REQUIREMENTS: Leave out the pictures and transcribe the rest of the records exactly.

INPUT DATA:
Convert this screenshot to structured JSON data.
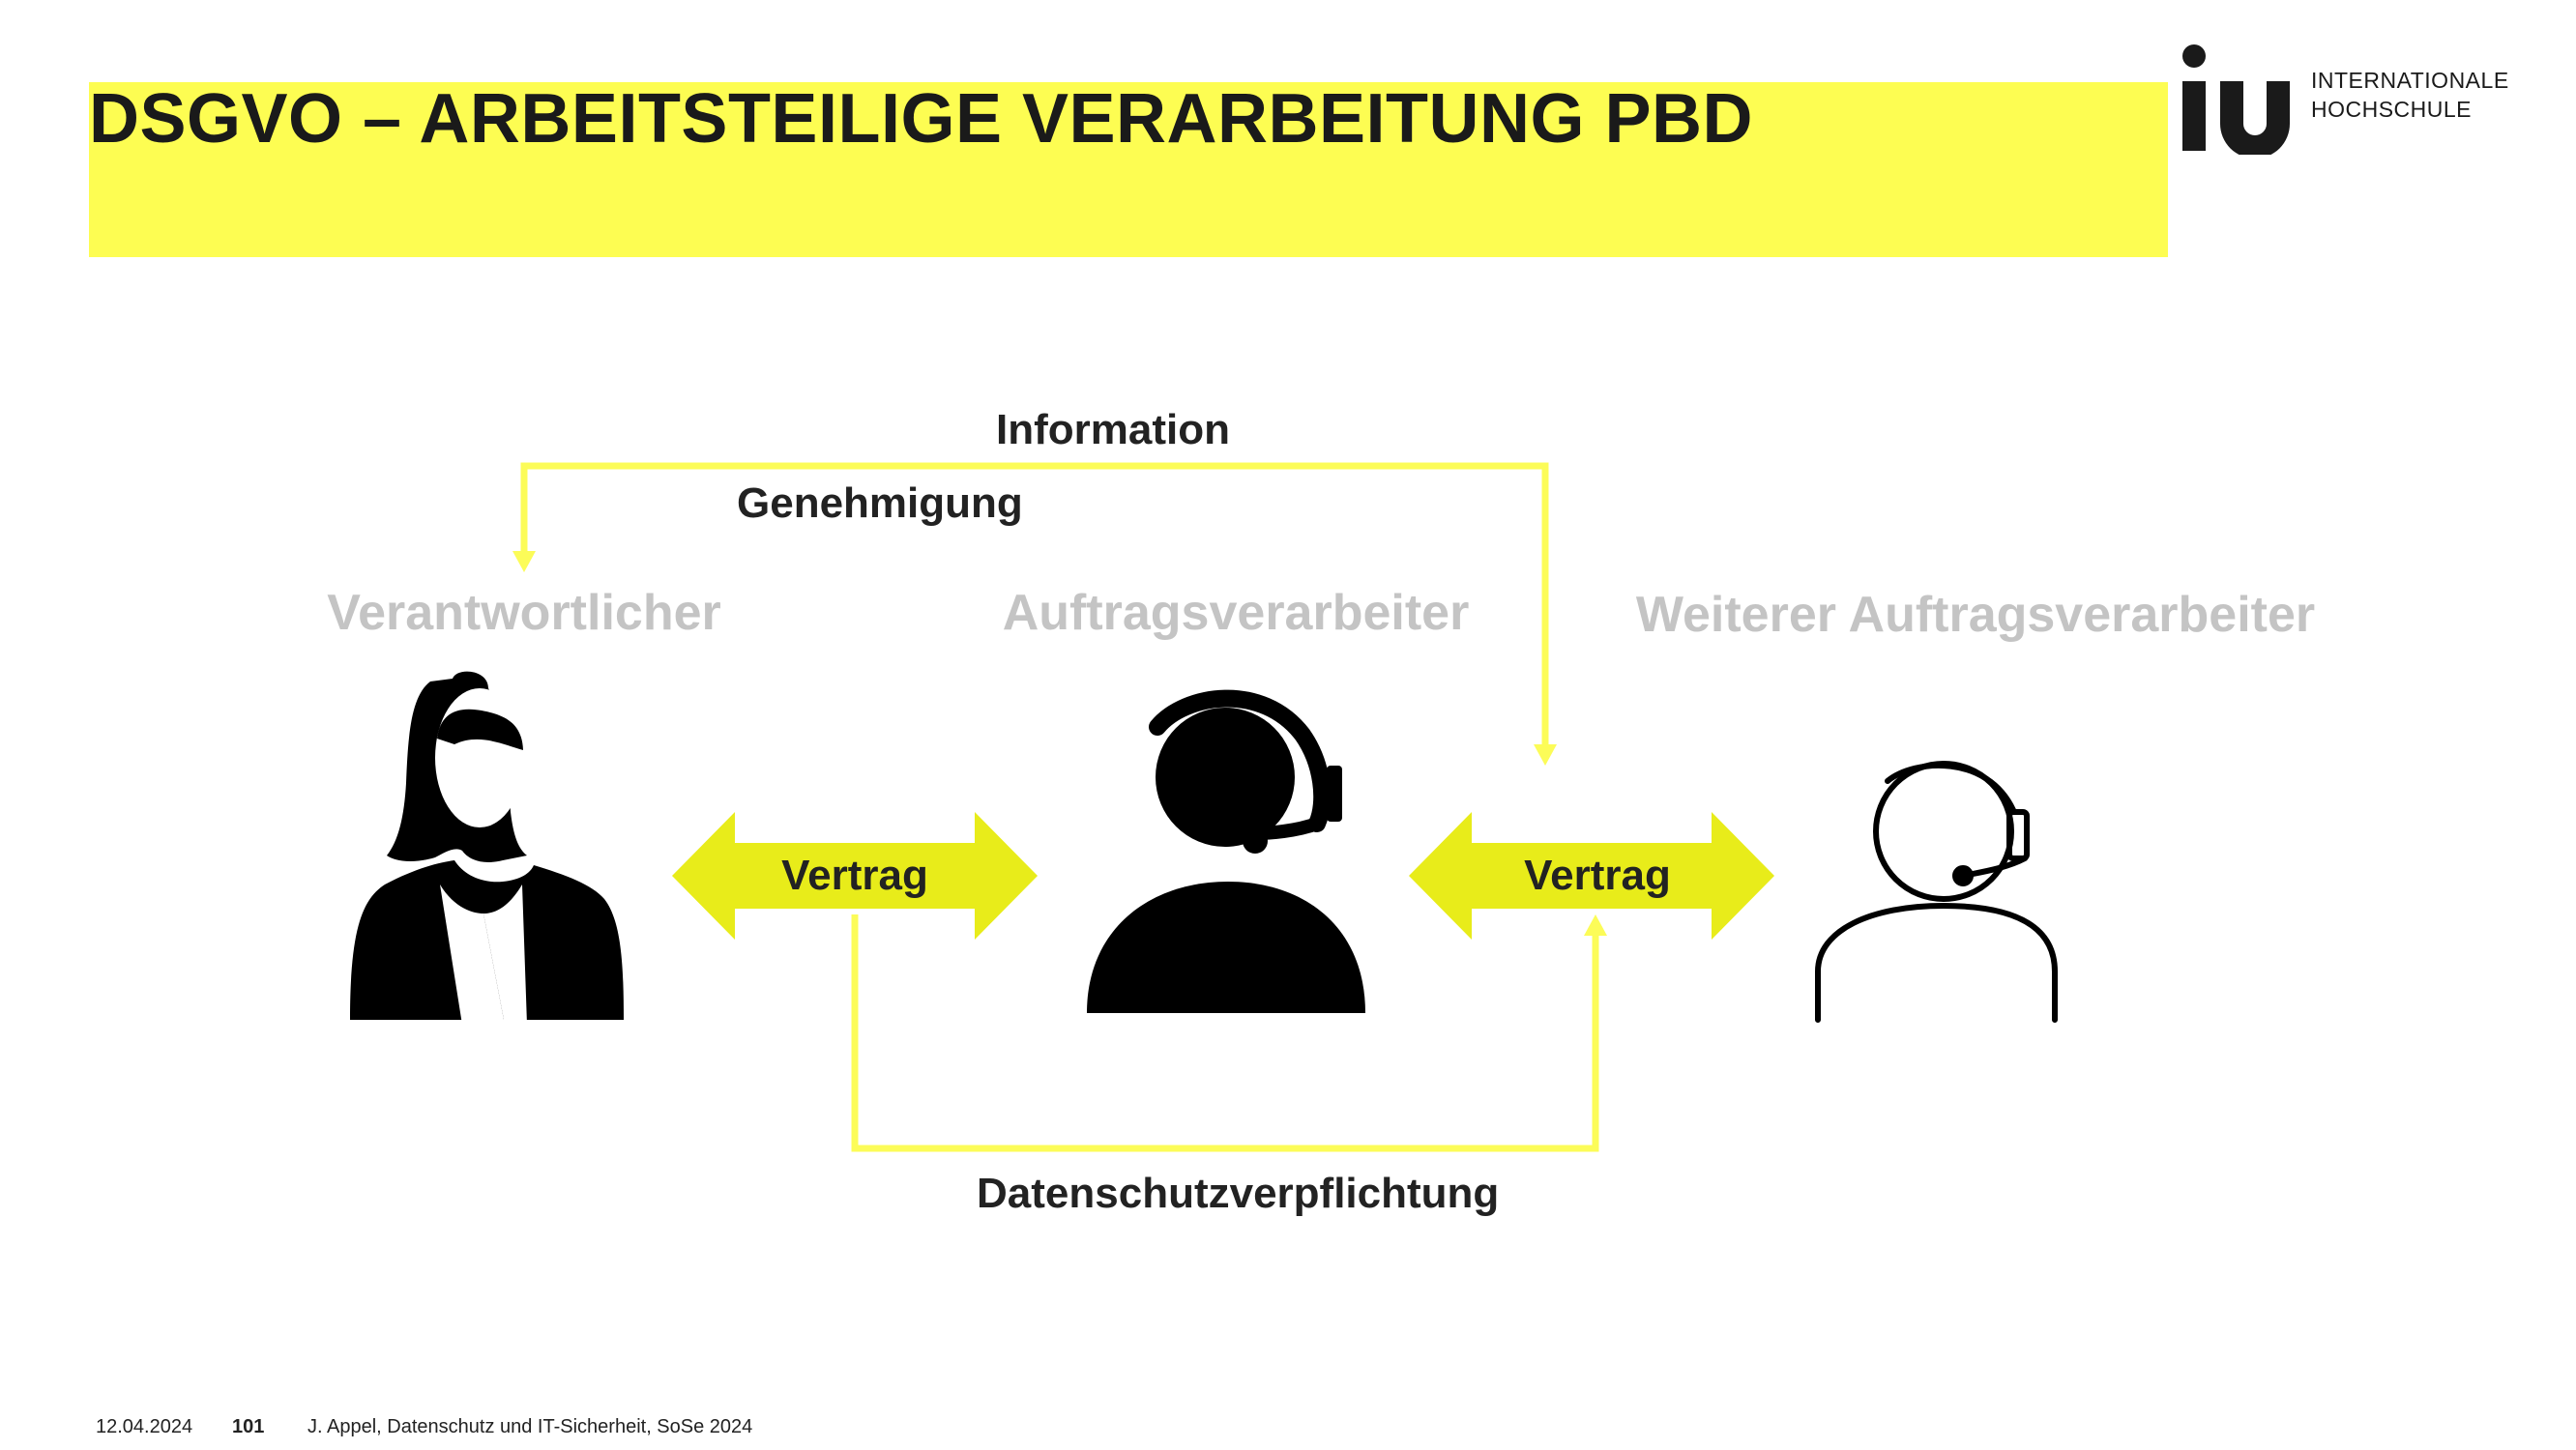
{
  "header": {
    "title": "DSGVO –  ARBEITSTEILIGE VERARBEITUNG PBD",
    "band_color": "#fdfd52"
  },
  "logo": {
    "mark": "iu",
    "line1": "INTERNATIONALE",
    "line2": "HOCHSCHULE"
  },
  "diagram": {
    "flow_top_label": "Information",
    "flow_top_label2": "Genehmigung",
    "flow_bottom_label": "Datenschutzverpflichtung",
    "roles": [
      {
        "label": "Verantwortlicher",
        "icon": "woman-person-icon"
      },
      {
        "label": "Auftragsverarbeiter",
        "icon": "headset-agent-icon"
      },
      {
        "label": "Weiterer Auftragsverarbeiter",
        "icon": "headset-agent-outline-icon"
      }
    ],
    "contracts": [
      {
        "label": "Vertrag"
      },
      {
        "label": "Vertrag"
      }
    ],
    "arrow_color": "#e8ec1a",
    "line_color": "#fcfc58",
    "role_label_color": "#c4c4c4"
  },
  "footer": {
    "date": "12.04.2024",
    "page": "101",
    "source": "J. Appel, Datenschutz und IT-Sicherheit, SoSe 2024"
  }
}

THE COMPLETED TASK:
Convert this screenshot to structured JSON data.
{
  "header": {
    "title": "DSGVO –  ARBEITSTEILIGE VERARBEITUNG PBD",
    "band_color": "#fdfd52"
  },
  "logo": {
    "mark": "iu",
    "line1": "INTERNATIONALE",
    "line2": "HOCHSCHULE"
  },
  "diagram": {
    "flow_top_label": "Information",
    "flow_top_label2": "Genehmigung",
    "flow_bottom_label": "Datenschutzverpflichtung",
    "roles": [
      {
        "label": "Verantwortlicher",
        "icon": "woman-person-icon"
      },
      {
        "label": "Auftragsverarbeiter",
        "icon": "headset-agent-icon"
      },
      {
        "label": "Weiterer Auftragsverarbeiter",
        "icon": "headset-agent-outline-icon"
      }
    ],
    "contracts": [
      {
        "label": "Vertrag"
      },
      {
        "label": "Vertrag"
      }
    ],
    "arrow_color": "#e8ec1a",
    "line_color": "#fcfc58",
    "role_label_color": "#c4c4c4"
  },
  "footer": {
    "date": "12.04.2024",
    "page": "101",
    "source": "J. Appel, Datenschutz und IT-Sicherheit, SoSe 2024"
  }
}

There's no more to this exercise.